→ AIM: Please show each line in the records below that contains the word "total".

(Collection entries)
++++++++

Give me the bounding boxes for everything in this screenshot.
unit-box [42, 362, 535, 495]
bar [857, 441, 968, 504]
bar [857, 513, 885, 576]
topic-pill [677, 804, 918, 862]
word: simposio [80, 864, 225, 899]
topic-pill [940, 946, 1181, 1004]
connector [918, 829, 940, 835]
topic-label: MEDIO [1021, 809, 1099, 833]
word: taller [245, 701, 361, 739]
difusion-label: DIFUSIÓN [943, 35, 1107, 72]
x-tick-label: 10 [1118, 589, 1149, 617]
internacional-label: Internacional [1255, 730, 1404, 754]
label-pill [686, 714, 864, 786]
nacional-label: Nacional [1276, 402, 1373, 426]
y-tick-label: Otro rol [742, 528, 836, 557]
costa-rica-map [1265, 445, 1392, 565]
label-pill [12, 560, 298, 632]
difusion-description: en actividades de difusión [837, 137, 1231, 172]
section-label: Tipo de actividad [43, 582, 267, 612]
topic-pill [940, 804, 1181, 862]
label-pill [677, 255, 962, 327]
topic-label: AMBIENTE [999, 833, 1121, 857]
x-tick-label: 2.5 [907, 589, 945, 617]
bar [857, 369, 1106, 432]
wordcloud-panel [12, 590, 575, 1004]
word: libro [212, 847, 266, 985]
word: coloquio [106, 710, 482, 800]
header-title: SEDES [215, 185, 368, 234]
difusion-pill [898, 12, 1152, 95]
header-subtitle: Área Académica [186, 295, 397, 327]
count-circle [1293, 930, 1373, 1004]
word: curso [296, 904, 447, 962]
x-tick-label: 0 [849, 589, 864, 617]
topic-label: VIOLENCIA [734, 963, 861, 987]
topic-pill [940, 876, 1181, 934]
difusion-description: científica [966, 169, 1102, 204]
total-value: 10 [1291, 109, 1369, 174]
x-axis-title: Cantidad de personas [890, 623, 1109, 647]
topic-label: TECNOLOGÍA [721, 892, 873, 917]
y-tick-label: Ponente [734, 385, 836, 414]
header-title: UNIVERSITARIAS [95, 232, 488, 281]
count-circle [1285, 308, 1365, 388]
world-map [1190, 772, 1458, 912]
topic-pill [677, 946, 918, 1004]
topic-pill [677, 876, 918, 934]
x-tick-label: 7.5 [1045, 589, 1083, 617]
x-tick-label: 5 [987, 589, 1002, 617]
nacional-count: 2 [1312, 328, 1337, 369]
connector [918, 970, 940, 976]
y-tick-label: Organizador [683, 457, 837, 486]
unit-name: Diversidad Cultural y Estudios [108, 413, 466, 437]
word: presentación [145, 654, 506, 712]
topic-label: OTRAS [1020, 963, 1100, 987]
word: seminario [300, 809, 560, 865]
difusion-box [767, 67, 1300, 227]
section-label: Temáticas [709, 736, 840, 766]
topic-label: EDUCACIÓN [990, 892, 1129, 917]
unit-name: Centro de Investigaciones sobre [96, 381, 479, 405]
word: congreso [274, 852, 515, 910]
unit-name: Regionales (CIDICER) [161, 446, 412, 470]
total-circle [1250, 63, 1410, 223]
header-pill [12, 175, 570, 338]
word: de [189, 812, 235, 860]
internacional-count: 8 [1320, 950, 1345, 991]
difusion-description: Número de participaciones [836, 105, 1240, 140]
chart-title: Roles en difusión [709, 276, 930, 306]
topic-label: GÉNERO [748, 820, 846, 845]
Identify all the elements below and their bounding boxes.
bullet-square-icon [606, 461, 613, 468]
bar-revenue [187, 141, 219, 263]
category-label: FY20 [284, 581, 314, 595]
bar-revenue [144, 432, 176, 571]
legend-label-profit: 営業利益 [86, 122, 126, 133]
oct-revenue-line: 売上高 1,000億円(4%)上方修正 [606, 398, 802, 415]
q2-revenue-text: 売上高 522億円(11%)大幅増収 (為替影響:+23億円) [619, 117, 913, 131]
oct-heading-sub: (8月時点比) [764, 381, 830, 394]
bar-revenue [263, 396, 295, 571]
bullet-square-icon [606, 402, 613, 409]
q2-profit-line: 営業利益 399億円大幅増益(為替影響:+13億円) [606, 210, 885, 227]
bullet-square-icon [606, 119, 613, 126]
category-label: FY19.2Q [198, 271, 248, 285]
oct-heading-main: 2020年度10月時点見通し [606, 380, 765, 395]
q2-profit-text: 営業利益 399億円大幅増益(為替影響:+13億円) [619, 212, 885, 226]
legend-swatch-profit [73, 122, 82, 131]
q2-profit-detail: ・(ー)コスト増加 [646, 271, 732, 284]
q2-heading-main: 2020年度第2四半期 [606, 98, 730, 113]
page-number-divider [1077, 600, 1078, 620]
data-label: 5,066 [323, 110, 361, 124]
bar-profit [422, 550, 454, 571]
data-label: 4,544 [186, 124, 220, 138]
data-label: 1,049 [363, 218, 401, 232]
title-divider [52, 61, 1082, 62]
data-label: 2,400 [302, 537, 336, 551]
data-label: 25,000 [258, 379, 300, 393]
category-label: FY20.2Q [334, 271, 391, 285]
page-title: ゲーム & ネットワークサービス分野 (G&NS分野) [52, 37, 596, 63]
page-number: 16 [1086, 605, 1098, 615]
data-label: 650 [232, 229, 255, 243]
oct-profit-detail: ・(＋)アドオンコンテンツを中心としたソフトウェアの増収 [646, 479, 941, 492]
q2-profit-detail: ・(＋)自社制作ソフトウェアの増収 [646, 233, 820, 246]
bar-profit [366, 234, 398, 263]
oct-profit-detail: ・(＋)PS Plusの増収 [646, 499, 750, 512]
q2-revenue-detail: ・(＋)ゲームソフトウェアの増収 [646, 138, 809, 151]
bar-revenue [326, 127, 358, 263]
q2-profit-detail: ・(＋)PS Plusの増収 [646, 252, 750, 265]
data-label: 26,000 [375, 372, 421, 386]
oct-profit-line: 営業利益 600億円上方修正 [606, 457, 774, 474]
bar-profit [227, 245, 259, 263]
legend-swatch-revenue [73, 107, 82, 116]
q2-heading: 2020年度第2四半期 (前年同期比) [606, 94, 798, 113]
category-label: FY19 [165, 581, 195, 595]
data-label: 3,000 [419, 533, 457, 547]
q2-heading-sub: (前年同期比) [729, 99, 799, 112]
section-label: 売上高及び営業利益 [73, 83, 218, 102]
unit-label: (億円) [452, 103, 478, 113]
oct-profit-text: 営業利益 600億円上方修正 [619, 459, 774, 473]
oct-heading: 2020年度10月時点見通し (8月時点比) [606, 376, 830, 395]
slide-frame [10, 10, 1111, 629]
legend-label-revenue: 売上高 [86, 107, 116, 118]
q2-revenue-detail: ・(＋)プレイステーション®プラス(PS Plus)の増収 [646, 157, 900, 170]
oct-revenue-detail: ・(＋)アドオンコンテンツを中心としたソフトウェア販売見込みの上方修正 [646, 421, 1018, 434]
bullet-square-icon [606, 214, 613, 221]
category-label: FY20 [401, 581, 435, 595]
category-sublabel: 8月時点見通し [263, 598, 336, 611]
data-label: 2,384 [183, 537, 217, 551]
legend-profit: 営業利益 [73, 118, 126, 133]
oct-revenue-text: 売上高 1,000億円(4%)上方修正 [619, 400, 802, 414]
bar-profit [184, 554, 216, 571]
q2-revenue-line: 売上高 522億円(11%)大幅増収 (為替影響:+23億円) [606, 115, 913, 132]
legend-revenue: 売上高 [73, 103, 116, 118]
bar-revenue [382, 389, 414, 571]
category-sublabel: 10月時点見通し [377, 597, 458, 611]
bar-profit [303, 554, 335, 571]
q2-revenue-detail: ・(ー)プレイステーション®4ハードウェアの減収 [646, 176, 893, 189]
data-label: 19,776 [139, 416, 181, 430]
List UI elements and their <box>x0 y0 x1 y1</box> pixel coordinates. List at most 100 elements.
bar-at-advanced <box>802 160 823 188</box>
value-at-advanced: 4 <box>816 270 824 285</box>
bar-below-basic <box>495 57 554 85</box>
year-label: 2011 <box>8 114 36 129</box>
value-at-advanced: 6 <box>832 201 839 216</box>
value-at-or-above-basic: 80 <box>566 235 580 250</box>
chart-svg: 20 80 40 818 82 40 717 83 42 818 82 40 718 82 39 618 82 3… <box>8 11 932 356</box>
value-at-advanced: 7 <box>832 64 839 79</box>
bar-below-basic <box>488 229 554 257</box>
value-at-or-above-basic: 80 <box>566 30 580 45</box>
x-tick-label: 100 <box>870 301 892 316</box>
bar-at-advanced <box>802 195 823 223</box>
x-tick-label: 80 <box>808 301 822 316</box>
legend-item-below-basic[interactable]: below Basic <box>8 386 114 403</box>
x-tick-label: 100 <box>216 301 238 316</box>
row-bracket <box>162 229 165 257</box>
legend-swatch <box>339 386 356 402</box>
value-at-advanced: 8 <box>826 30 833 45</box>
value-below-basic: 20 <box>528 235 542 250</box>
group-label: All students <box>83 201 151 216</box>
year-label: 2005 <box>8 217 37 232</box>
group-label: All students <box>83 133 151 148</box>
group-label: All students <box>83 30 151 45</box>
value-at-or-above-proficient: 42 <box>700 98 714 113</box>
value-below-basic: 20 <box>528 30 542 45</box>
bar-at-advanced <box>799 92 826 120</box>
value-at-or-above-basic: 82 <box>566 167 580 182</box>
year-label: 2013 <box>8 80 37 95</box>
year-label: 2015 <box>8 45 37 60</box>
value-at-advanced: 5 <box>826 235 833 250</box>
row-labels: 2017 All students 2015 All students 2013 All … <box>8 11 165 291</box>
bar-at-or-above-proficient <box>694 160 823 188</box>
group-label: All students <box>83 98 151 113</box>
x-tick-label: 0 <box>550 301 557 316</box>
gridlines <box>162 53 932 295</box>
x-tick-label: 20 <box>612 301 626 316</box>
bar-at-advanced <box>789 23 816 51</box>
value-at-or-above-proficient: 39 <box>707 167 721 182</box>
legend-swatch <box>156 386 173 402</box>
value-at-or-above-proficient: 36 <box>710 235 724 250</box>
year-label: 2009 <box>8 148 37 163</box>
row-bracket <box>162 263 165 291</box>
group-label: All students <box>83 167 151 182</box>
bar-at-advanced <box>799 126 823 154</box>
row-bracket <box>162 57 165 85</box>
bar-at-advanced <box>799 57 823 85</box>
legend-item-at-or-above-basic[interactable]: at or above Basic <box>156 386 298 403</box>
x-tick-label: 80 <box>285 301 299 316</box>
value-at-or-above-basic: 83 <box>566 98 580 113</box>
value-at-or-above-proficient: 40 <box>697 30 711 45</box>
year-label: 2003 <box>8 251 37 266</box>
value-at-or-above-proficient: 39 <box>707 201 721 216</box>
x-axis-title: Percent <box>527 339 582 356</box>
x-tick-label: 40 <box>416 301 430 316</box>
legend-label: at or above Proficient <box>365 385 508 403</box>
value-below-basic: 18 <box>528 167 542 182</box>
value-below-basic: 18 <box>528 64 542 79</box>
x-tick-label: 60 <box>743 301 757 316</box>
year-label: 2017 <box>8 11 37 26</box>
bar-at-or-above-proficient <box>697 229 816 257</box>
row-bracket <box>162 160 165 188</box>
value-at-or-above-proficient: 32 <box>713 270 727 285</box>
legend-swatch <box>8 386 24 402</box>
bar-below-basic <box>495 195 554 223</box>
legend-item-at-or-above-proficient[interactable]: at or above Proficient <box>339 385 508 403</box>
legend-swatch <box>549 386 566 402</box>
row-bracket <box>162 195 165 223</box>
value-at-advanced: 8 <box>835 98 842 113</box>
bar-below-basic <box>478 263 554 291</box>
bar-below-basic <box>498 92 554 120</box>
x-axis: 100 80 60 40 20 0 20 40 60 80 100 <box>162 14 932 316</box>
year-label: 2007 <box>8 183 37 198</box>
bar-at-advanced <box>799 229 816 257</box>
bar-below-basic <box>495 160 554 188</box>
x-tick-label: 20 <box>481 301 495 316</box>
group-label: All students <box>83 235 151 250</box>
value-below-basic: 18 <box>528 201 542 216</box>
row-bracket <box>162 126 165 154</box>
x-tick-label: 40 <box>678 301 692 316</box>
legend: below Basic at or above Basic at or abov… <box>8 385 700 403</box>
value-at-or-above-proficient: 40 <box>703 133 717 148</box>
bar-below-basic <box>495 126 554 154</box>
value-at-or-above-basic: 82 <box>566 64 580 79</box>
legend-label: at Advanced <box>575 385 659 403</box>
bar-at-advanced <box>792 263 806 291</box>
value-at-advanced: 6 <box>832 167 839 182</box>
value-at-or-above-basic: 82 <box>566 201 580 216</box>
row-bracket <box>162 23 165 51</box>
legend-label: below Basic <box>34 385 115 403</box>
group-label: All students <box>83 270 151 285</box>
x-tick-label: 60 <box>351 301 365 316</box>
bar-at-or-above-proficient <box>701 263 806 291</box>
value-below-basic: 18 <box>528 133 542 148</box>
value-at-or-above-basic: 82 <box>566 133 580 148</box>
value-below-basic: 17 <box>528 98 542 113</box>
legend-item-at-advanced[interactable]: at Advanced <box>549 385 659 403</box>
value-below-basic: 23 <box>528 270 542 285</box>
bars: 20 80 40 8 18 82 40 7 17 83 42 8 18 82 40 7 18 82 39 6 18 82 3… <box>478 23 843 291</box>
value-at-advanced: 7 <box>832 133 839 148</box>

++++++++

→ SOLUTION:
total-value: 10 [1291, 109, 1369, 174]
total-circle [1250, 63, 1410, 223]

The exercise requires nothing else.